Would you pull out every line of the material that contains the string "Disconnect"?

▬▬▬

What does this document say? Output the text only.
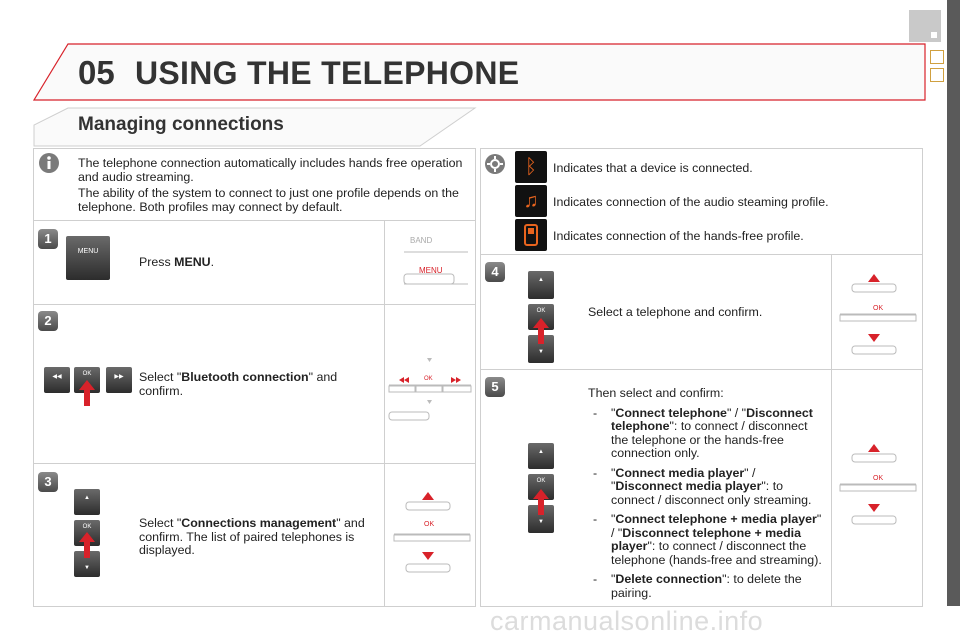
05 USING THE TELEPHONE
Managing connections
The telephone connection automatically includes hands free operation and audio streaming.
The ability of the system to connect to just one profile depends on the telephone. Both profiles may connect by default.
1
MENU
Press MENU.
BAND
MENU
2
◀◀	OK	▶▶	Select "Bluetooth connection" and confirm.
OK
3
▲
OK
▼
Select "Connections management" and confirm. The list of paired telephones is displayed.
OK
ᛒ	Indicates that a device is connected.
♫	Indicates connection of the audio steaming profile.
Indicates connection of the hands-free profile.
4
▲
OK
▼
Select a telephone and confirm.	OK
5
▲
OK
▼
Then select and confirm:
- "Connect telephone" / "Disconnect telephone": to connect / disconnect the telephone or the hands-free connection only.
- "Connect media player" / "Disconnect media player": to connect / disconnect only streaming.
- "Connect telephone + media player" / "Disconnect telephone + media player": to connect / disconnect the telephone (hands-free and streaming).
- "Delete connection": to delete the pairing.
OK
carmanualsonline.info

▬▬▬

◆ RESULT OF THIS TASK
- "Connect telephone" / "Disconnect telephone": to connect / disconnect the telephone or the hands-free connection only.
- "Connect media player" / "Disconnect media player": to connect / disconnect only streaming.
- "Connect telephone + media player" / "Disconnect telephone + media player": to connect / disconnect the telephone (hands-free and streaming).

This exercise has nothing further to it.